Directive |
Answer these questions from the Congo news excerpt:
1. Around which town did soldiers loyal to the Congolese government fight dissident units?
2. At what local time did the clashes start?
3. How many people does the U.N. say have been displaced by recent clashes in the border region with Rwanda?

Source excerpt |
▽

GOMA, Congo, Monday (Reuters) Fighting between rival army factions ended days of relative calm in eastern Congo on Sunday, while Rwanda withdrew a threat to send troops into the country.

Soldiers loyal to the Congolese government fought dissident units around the deserted Congolese farming town of Kanyabayonga.

Iliane Nabaa, a U.N. spokeswoman in the capital Kinshasa, said the clashes started at around 0600 local time (0400 GMT).

There were also credible reports of fighting between rebel fighters and the pro-Kinshasa Mai Mai militia around Nyabiondo, some 50 km (31 miles) to the southwest, U.N. spokeswoman Jacqueline Chenard said.

Congo's fragile transitional government and its fractious army is struggling to impose order in the border region with Rwanda, where the U.N. says at least 100,000 people have been displaced by recent clashes between rival army factions.

Fighting erupted over a week ago between government reinforcements sent to the east and RCD-Goma, a faction backed by Rwanda during Congo's five-year war but now meant to be part of the national army.

△

Data |
▽

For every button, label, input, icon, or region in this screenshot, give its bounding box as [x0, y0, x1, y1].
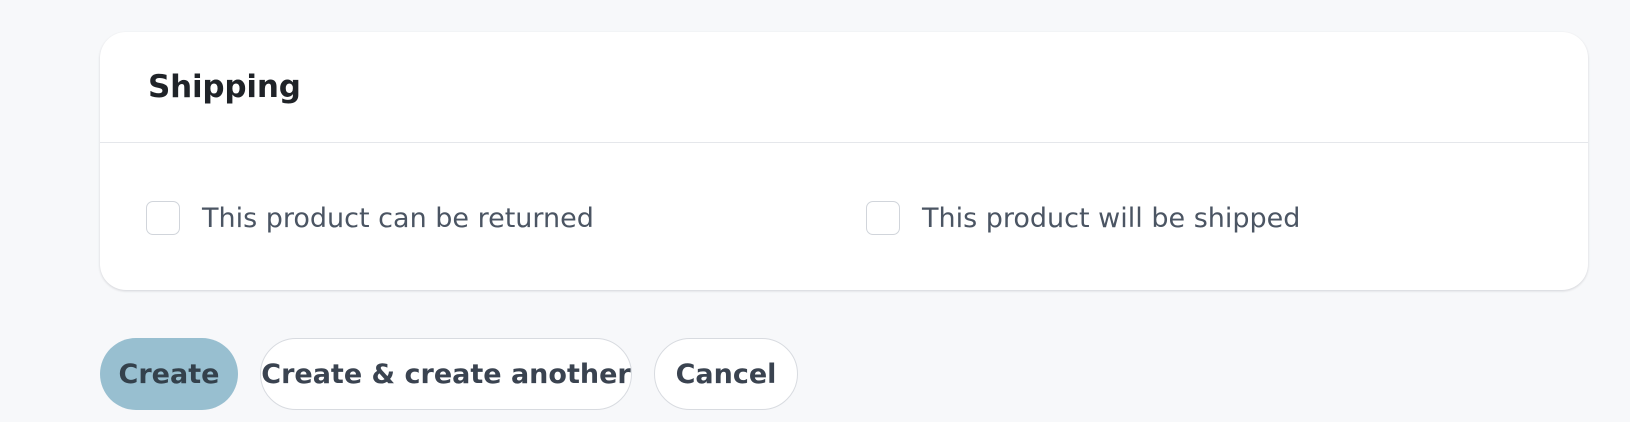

△

Solution for this problem |
1. Kanyabayonga
2. Around 0600 local time (0400 GMT)
3. At least 100,000